### YOUR OBJECTIVE
Go through the entries below and collect each line with the string "this" in it.
-- START OF INFORMATION PROVIDED --
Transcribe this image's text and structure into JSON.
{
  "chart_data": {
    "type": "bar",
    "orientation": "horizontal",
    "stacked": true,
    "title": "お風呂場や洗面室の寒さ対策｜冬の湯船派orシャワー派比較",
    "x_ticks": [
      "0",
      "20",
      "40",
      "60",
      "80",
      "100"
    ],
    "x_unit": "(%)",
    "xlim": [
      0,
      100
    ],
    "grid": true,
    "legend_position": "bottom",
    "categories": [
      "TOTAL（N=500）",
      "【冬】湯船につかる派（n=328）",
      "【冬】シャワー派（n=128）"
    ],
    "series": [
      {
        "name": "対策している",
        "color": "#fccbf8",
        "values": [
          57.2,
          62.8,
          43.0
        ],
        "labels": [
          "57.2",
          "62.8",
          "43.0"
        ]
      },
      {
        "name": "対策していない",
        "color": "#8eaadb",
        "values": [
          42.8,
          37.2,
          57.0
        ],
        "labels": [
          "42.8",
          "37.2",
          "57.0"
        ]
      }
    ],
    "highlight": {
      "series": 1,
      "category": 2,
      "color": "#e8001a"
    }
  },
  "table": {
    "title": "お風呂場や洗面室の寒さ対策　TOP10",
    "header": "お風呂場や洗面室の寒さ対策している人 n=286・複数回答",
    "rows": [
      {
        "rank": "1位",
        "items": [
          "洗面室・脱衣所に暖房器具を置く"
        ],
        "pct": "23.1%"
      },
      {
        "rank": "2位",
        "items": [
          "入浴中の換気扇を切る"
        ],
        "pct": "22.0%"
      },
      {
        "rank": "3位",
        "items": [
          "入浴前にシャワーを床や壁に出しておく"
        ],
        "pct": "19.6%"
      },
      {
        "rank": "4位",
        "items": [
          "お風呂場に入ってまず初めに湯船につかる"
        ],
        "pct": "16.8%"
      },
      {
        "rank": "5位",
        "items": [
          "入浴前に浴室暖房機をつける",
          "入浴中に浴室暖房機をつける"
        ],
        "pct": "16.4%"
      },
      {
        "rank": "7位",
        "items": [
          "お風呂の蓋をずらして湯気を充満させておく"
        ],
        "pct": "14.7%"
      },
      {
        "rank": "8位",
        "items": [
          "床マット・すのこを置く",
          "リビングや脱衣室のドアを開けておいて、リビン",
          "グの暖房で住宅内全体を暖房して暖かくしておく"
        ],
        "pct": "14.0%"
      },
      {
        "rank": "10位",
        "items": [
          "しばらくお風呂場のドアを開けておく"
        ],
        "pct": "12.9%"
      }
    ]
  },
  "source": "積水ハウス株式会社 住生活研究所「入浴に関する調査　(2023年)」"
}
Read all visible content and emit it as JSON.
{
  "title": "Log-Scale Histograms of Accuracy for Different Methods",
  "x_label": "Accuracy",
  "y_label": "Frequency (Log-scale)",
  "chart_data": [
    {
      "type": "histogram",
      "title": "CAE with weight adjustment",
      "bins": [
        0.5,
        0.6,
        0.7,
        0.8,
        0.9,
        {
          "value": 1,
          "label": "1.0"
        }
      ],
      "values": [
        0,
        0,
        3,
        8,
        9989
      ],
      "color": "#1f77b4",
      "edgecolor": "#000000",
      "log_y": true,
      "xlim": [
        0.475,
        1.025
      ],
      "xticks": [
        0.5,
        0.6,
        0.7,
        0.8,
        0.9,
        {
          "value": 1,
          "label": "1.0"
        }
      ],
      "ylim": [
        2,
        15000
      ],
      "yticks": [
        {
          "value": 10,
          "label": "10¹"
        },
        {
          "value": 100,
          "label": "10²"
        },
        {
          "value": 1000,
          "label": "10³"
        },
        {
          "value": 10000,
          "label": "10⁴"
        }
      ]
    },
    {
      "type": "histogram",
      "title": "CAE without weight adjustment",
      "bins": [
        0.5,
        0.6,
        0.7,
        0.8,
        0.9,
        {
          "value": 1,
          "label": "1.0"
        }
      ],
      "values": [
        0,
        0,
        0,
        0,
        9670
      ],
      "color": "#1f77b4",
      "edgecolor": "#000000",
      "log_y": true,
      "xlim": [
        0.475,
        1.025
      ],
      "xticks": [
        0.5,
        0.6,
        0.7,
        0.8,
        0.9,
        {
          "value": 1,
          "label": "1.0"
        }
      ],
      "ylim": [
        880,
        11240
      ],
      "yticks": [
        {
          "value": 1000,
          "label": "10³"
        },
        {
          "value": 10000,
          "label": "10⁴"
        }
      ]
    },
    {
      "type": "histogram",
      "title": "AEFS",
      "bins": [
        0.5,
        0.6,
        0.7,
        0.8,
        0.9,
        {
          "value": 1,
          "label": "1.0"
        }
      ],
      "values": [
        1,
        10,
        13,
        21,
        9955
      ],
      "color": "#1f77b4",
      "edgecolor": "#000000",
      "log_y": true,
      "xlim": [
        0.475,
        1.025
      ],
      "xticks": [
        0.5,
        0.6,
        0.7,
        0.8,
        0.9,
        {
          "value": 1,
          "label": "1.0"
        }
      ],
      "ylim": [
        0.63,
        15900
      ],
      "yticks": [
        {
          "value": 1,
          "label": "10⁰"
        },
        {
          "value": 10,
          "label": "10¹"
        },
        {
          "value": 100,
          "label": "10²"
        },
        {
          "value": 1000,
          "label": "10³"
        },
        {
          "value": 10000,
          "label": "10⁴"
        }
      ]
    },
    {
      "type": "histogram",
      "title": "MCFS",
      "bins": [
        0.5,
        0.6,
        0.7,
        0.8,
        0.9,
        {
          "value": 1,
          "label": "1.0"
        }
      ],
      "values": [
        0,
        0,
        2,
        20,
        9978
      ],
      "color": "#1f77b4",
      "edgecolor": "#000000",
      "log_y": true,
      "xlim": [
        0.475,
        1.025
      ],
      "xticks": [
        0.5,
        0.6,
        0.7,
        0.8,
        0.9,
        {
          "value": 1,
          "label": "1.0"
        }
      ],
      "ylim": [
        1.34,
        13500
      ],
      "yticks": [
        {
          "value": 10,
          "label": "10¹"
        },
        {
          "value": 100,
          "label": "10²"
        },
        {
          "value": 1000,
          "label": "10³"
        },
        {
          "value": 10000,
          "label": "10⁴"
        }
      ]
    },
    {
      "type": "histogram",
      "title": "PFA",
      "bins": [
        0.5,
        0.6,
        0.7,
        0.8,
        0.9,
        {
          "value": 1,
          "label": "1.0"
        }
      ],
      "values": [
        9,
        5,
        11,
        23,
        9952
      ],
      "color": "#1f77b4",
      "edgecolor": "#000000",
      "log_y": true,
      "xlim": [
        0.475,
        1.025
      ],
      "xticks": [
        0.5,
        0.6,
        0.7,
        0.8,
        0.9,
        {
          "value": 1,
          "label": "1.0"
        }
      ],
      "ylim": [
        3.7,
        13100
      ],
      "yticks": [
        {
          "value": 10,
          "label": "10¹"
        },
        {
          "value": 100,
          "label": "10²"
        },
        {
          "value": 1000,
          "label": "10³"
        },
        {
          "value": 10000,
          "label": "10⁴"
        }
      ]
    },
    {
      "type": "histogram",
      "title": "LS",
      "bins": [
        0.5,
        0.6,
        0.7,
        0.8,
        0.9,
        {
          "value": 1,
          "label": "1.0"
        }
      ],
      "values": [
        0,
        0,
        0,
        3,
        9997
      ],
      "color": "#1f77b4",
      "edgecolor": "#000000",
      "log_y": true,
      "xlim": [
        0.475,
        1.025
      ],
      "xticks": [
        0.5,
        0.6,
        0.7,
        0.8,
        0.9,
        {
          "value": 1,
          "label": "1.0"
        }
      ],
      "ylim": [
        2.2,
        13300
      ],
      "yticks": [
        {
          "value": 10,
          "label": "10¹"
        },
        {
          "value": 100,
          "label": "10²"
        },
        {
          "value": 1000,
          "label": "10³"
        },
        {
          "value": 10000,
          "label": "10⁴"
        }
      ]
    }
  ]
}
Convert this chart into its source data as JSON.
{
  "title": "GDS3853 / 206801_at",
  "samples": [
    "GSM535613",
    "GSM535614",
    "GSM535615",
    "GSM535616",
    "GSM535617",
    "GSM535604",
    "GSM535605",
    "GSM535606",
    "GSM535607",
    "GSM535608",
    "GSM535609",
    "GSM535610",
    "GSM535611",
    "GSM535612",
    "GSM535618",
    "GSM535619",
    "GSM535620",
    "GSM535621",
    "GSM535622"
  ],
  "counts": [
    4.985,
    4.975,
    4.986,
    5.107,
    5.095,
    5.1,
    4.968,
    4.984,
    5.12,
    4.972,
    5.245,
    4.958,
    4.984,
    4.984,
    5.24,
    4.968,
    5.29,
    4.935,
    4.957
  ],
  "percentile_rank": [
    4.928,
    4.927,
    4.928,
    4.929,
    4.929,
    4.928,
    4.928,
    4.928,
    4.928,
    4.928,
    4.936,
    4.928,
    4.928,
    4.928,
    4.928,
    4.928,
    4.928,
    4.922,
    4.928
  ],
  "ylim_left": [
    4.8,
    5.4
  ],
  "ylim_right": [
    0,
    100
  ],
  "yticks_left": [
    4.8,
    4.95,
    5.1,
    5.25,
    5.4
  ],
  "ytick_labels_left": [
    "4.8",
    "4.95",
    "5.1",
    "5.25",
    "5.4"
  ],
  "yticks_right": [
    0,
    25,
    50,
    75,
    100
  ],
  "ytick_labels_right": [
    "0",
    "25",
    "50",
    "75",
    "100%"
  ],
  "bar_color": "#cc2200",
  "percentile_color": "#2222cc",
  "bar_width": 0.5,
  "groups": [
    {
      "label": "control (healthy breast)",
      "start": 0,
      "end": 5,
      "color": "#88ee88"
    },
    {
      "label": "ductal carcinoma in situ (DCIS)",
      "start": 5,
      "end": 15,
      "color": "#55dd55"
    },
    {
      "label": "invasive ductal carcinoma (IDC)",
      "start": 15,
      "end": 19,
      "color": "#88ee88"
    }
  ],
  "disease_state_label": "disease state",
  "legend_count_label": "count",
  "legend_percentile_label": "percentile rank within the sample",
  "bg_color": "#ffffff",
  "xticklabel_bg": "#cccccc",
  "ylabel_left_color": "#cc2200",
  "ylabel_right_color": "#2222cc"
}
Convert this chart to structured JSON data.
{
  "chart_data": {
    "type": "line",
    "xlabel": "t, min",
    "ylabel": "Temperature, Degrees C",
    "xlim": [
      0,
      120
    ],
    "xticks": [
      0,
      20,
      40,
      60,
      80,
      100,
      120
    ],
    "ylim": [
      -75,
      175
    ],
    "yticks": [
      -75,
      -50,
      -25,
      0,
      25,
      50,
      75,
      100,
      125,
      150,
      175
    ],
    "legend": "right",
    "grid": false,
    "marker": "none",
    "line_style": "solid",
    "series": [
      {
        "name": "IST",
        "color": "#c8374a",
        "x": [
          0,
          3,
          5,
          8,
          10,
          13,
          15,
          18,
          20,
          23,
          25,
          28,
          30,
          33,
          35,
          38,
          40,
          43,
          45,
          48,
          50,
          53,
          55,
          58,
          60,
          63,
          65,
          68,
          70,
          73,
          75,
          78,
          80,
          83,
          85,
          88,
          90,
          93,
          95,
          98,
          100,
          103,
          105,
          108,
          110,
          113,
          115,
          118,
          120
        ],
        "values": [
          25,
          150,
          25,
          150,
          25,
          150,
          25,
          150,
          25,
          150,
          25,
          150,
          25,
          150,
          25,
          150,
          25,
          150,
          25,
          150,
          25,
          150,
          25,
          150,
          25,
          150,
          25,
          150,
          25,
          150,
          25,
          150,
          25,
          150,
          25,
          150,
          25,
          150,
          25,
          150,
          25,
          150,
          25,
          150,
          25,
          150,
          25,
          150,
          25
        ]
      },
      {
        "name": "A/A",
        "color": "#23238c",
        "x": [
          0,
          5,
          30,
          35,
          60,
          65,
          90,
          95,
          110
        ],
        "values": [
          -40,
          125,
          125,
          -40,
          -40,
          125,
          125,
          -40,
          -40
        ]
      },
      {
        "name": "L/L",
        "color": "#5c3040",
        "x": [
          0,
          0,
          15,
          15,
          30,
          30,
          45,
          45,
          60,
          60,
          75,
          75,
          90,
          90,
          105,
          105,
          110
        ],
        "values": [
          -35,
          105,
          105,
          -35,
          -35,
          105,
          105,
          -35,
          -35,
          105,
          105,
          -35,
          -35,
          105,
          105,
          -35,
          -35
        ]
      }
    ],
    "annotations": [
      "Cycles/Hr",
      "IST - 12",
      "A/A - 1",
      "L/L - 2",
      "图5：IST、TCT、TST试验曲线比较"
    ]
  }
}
-- END OF INFORMATION PROVIDED --
### WORKED ANSWER
Transcribe this image's text and structure into JSON.
Convert this chart into its source data as JSON.
Convert this chart to structured JSON data.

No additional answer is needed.